Start of Exercise material

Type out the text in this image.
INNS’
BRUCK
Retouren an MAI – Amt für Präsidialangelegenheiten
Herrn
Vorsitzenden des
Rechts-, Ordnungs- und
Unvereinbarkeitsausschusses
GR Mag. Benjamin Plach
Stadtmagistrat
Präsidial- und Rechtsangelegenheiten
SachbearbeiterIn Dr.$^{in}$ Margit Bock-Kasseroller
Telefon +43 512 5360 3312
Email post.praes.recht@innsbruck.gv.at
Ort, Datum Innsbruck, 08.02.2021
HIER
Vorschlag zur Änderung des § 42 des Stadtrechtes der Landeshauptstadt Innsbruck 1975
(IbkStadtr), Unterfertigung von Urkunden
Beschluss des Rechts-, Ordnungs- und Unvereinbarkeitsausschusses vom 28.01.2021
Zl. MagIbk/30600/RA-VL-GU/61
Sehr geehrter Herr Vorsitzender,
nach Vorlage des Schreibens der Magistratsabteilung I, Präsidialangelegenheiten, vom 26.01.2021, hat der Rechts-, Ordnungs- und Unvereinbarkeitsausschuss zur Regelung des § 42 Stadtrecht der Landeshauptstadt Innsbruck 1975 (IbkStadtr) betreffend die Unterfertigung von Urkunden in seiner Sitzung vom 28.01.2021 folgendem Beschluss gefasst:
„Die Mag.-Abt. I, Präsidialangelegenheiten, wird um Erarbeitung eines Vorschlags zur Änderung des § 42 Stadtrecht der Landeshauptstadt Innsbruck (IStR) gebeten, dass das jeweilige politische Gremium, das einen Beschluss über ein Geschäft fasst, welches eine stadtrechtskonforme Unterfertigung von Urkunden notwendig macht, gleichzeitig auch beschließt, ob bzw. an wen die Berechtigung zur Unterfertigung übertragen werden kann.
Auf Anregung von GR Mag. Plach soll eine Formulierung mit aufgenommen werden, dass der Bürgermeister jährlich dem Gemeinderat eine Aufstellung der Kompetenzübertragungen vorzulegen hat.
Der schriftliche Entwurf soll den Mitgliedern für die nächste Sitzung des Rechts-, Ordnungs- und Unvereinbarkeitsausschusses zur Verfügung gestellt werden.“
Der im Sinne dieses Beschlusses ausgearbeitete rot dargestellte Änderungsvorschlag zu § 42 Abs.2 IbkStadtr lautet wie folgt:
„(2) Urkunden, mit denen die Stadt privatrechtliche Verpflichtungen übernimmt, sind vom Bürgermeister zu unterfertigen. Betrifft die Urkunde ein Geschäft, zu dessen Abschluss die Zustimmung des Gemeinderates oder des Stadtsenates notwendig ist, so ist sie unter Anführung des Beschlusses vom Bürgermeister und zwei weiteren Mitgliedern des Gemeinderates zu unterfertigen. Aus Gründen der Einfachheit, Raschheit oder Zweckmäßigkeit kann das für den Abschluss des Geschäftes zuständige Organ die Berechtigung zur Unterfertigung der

End of Exercise material

Problem to solve: Output the full listing again with nothing altered.

Solved exercise:
Type out the text in this image.
INNS’
BRUCK
Retouren an MAI – Amt für Präsidialangelegenheiten
Herrn
Vorsitzenden des
Rechts-, Ordnungs- und
Unvereinbarkeitsausschusses
GR Mag. Benjamin Plach
Stadtmagistrat
Präsidial- und Rechtsangelegenheiten
SachbearbeiterIn Dr.$^{in}$ Margit Bock-Kasseroller
Telefon +43 512 5360 3312
Email post.praes.recht@innsbruck.gv.at
Ort, Datum Innsbruck, 08.02.2021
HIER
Vorschlag zur Änderung des § 42 des Stadtrechtes der Landeshauptstadt Innsbruck 1975
(IbkStadtr), Unterfertigung von Urkunden
Beschluss des Rechts-, Ordnungs- und Unvereinbarkeitsausschusses vom 28.01.2021
Zl. MagIbk/30600/RA-VL-GU/61
Sehr geehrter Herr Vorsitzender,
nach Vorlage des Schreibens der Magistratsabteilung I, Präsidialangelegenheiten, vom 26.01.2021, hat der Rechts-, Ordnungs- und Unvereinbarkeitsausschuss zur Regelung des § 42 Stadtrecht der Landeshauptstadt Innsbruck 1975 (IbkStadtr) betreffend die Unterfertigung von Urkunden in seiner Sitzung vom 28.01.2021 folgendem Beschluss gefasst:
„Die Mag.-Abt. I, Präsidialangelegenheiten, wird um Erarbeitung eines Vorschlags zur Änderung des § 42 Stadtrecht der Landeshauptstadt Innsbruck (IStR) gebeten, dass das jeweilige politische Gremium, das einen Beschluss über ein Geschäft fasst, welches eine stadtrechtskonforme Unterfertigung von Urkunden notwendig macht, gleichzeitig auch beschließt, ob bzw. an wen die Berechtigung zur Unterfertigung übertragen werden kann.
Auf Anregung von GR Mag. Plach soll eine Formulierung mit aufgenommen werden, dass der Bürgermeister jährlich dem Gemeinderat eine Aufstellung der Kompetenzübertragungen vorzulegen hat.
Der schriftliche Entwurf soll den Mitgliedern für die nächste Sitzung des Rechts-, Ordnungs- und Unvereinbarkeitsausschusses zur Verfügung gestellt werden.“
Der im Sinne dieses Beschlusses ausgearbeitete rot dargestellte Änderungsvorschlag zu § 42 Abs.2 IbkStadtr lautet wie folgt:
„(2) Urkunden, mit denen die Stadt privatrechtliche Verpflichtungen übernimmt, sind vom Bürgermeister zu unterfertigen. Betrifft die Urkunde ein Geschäft, zu dessen Abschluss die Zustimmung des Gemeinderates oder des Stadtsenates notwendig ist, so ist sie unter Anführung des Beschlusses vom Bürgermeister und zwei weiteren Mitgliedern des Gemeinderates zu unterfertigen. Aus Gründen der Einfachheit, Raschheit oder Zweckmäßigkeit kann das für den Abschluss des Geschäftes zuständige Organ die Berechtigung zur Unterfertigung der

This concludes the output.